EXERCISE DETAILS | From the entries below, pull out each line where "grid" appears.

EXTRACTED ENTRIES |
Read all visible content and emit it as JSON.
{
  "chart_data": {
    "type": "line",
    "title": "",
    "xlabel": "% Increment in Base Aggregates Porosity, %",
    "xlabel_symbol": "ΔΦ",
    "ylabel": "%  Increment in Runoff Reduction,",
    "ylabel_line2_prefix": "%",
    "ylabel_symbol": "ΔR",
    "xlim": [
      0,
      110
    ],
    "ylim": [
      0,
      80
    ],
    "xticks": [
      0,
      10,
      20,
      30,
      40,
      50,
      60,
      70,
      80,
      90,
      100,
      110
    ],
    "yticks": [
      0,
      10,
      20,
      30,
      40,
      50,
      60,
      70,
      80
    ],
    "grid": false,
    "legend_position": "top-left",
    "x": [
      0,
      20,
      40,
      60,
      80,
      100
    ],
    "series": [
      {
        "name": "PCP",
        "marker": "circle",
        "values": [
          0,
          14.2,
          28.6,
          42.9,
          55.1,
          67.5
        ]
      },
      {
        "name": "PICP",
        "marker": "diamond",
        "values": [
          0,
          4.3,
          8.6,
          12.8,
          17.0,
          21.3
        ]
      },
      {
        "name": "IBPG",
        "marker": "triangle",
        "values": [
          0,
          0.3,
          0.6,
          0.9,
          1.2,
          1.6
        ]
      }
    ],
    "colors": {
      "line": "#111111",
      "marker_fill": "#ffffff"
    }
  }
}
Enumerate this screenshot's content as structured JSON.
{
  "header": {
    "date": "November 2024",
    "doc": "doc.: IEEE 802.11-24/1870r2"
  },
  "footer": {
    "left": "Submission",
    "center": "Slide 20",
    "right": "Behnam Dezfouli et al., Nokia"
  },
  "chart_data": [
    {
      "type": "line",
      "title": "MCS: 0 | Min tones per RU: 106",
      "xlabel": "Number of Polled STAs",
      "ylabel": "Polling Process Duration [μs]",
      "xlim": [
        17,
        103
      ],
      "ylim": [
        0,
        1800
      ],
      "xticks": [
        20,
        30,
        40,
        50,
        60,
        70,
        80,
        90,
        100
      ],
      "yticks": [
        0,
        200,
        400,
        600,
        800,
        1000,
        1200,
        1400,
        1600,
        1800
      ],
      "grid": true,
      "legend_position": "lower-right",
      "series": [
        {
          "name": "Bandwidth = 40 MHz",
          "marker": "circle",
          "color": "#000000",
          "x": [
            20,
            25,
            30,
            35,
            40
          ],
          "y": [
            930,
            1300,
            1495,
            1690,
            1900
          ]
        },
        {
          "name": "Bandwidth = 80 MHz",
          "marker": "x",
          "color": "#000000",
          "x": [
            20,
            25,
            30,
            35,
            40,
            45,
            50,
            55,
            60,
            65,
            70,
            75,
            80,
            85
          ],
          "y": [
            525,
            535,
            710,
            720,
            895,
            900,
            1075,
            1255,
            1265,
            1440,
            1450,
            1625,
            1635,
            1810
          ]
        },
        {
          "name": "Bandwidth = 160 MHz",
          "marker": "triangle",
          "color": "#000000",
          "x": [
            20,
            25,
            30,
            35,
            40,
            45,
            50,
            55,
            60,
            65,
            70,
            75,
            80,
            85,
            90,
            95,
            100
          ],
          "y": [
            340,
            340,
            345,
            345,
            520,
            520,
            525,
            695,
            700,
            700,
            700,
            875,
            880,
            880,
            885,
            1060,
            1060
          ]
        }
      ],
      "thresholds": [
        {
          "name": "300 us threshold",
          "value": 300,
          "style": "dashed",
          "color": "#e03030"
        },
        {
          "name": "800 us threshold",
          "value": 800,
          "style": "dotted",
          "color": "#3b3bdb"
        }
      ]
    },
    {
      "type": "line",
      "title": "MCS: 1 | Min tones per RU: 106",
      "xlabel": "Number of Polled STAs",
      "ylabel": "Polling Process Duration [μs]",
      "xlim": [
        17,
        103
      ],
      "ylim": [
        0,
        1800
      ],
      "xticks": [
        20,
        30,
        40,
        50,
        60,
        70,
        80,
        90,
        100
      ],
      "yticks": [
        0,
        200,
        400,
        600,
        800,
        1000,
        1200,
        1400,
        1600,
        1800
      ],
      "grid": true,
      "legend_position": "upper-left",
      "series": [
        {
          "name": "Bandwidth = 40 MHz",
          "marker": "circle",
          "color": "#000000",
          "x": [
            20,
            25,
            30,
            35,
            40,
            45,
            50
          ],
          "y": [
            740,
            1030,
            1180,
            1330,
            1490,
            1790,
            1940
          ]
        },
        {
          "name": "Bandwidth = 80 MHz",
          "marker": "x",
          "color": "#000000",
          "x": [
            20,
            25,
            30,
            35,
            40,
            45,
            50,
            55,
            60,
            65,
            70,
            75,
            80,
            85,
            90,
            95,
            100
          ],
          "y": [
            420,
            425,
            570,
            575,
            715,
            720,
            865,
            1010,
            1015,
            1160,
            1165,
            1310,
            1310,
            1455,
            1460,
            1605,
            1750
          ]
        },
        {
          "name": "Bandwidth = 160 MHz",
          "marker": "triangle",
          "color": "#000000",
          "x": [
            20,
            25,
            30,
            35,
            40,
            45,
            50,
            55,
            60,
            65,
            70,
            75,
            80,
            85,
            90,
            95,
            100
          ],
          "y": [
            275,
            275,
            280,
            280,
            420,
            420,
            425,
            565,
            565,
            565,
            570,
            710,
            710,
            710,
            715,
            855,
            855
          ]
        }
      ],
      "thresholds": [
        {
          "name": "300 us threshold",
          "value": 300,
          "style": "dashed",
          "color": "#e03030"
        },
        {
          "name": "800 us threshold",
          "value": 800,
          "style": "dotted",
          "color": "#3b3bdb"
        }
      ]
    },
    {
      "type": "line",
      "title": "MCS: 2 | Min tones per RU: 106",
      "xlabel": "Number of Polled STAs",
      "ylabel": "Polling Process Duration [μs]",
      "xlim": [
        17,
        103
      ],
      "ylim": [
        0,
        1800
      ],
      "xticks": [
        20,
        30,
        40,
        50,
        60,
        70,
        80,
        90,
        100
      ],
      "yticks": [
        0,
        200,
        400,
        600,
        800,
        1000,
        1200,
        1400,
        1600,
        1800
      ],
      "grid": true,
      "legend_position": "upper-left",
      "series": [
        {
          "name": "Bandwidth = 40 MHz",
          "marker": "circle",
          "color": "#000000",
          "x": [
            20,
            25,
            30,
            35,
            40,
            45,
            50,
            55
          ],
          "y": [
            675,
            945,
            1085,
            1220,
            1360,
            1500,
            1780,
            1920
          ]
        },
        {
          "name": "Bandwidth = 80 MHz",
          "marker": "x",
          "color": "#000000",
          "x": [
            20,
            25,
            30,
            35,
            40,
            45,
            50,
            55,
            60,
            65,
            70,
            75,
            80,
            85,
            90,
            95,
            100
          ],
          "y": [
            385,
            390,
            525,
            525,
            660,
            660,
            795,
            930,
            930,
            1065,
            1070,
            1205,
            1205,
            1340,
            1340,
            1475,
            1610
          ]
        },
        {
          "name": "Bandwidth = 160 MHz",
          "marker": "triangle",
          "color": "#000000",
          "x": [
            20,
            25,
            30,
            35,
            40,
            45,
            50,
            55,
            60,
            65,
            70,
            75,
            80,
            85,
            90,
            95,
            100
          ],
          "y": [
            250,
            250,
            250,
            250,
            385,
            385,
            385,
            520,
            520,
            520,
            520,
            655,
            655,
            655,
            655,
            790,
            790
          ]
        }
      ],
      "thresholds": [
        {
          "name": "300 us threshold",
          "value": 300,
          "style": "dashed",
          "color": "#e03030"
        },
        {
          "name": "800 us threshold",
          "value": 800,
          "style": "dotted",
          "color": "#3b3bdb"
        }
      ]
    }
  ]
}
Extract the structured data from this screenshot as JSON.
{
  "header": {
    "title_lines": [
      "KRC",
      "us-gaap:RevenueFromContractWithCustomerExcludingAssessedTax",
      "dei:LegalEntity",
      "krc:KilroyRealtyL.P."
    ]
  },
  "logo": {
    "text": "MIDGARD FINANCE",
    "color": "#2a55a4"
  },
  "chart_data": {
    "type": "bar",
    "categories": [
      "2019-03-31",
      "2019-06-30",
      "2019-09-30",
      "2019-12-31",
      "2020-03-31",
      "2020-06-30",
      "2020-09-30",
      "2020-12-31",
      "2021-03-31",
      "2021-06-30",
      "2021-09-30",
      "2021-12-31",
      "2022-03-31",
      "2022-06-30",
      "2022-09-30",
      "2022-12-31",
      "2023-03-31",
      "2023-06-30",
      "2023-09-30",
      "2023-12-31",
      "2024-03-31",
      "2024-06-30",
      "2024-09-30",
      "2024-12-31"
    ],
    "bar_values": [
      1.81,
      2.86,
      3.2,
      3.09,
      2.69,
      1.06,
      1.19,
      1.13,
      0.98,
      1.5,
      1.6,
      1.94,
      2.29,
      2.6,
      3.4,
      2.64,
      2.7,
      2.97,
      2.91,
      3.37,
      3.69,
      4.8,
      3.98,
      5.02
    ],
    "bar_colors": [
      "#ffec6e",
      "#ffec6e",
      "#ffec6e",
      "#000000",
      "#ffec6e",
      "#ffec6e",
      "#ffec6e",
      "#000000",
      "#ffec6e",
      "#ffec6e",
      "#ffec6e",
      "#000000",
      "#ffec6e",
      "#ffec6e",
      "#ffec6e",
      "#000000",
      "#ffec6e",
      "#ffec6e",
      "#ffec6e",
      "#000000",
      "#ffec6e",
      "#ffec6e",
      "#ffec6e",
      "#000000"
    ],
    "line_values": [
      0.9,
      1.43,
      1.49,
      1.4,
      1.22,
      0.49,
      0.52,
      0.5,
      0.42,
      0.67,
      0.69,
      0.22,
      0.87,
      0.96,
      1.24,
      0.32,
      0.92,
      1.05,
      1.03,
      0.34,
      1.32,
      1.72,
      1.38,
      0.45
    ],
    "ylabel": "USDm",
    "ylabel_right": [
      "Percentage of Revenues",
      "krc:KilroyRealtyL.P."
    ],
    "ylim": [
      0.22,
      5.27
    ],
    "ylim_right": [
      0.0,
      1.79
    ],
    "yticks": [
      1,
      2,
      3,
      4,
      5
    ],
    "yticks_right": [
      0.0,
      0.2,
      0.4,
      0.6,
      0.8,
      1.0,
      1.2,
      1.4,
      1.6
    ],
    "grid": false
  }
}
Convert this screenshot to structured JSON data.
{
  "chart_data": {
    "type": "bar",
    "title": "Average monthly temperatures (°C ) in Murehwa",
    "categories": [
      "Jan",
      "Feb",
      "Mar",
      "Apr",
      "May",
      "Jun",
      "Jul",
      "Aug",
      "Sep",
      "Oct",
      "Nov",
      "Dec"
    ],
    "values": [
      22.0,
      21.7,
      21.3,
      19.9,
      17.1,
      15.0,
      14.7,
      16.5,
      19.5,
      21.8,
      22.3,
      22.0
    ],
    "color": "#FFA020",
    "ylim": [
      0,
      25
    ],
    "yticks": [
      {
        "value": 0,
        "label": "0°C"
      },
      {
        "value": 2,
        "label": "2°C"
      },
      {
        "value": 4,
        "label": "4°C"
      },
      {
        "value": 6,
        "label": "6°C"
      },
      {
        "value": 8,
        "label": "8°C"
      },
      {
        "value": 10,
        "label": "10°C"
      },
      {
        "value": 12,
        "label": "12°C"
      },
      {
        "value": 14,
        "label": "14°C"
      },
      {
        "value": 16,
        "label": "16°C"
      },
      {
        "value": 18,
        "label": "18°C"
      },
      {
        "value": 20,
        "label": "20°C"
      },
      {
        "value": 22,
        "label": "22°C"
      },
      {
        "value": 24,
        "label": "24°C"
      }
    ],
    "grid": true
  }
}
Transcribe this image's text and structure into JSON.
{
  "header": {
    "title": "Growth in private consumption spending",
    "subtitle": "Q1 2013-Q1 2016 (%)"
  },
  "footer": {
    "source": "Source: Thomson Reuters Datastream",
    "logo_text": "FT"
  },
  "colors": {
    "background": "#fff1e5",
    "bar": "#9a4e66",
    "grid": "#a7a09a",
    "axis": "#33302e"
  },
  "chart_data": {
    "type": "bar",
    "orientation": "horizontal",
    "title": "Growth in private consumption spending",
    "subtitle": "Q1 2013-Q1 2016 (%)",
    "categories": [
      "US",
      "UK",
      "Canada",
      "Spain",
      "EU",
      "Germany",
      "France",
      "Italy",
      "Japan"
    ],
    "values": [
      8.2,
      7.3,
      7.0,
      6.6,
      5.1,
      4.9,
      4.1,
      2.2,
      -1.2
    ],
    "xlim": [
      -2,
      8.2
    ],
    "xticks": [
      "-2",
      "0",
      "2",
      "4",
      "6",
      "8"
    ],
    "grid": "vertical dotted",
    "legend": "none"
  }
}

SOLVED EXERCISE |
    "grid": false,
      "grid": true,
      "grid": true,
      "grid": true,
    "grid": false
    "grid": true
    "grid": "#a7a09a",
    "grid": "vertical dotted",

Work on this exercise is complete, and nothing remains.